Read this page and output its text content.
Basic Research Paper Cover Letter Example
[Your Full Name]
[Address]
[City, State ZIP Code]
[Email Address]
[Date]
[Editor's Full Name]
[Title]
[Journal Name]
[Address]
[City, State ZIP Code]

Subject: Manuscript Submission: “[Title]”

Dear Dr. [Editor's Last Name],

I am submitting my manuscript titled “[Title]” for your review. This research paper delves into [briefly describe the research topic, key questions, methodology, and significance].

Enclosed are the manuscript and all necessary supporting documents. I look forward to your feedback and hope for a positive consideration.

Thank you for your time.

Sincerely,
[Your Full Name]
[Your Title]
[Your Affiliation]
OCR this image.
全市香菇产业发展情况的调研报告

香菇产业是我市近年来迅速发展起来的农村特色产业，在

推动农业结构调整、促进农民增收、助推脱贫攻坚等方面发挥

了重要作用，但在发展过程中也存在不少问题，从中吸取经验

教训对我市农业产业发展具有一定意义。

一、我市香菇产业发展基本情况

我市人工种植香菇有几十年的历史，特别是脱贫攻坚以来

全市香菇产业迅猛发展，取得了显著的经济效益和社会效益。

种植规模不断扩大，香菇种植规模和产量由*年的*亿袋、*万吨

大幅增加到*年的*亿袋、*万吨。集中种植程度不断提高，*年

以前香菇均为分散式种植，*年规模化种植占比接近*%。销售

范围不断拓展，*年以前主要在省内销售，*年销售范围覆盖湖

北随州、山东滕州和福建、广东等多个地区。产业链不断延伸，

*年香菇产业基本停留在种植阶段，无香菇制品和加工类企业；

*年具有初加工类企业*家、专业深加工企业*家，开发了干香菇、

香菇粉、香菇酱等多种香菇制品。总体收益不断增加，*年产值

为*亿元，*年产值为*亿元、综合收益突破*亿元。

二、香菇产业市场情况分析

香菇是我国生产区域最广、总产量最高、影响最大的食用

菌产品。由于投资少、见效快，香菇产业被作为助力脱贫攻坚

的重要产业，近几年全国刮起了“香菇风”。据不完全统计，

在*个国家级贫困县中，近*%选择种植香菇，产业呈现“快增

★ ★ ★ ★ ★ ★ ★

**Given exercise**. Scan the material line by line and report each one that contains "Title".

**Task response**.
[Title]
Subject: Manuscript Submission: “[Title]”
I am submitting my manuscript titled “[Title]” for your review. This research paper delves into [briefly describe the research topic, key questions, methodology, and significance].
[Your Title]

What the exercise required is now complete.